--- START OF MATERIAL FOR THIS TASK ---

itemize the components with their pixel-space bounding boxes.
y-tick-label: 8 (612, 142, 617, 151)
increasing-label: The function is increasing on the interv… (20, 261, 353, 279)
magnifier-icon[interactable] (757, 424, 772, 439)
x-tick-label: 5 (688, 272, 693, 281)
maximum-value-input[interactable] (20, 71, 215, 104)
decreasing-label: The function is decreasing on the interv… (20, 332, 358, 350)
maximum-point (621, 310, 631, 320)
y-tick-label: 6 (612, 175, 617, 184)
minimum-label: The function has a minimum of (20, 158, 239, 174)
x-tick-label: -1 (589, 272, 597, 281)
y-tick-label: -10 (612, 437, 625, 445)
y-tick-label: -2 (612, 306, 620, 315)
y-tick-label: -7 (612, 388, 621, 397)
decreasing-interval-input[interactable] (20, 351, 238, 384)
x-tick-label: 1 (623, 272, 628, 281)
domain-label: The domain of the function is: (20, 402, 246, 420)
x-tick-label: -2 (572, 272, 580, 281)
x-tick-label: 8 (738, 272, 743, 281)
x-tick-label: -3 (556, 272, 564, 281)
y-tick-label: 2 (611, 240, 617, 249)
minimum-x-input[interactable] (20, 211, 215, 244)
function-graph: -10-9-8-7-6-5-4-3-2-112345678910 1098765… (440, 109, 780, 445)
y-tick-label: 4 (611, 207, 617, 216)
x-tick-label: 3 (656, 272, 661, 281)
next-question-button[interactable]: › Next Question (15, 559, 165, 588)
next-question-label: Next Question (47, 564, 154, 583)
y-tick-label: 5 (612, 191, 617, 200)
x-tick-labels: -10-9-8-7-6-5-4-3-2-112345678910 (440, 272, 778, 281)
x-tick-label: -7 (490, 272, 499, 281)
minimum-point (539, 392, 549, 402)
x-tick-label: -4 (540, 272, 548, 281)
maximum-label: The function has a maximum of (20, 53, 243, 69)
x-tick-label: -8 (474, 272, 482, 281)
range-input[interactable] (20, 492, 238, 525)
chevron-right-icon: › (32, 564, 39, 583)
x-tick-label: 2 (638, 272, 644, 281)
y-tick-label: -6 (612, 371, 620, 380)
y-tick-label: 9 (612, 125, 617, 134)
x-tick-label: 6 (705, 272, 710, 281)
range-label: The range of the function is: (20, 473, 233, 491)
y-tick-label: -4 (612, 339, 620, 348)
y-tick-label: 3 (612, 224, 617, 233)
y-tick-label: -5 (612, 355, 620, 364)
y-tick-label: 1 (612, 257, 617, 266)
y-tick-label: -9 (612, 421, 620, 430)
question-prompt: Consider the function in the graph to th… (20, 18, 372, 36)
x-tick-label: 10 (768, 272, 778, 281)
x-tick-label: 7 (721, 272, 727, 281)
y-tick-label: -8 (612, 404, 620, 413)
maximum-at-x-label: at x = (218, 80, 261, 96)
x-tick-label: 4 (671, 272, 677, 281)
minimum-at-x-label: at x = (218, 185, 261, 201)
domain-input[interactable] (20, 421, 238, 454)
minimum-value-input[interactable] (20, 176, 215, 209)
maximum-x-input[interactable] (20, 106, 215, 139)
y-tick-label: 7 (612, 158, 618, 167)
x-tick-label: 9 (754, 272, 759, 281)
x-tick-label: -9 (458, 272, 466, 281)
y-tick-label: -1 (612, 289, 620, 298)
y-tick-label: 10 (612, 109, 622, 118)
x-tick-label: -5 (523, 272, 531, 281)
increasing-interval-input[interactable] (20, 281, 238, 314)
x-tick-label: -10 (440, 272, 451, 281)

--- END OF MATERIAL FOR THIS TASK ---

> AIM:
Starting at the first line of the data and ending at the line containing "magnifier-icon[interactable] (757, 424, 772, 439)", rewrite those lines with "bounding boxes" changed to "box coordinates" and all other text unchanged. Output only those lines.

> SOLUTION:
itemize the components with their pixel-space box coordinates.
y-tick-label: 8 (612, 142, 617, 151)
increasing-label: The function is increasing on the interv… (20, 261, 353, 279)
magnifier-icon[interactable] (757, 424, 772, 439)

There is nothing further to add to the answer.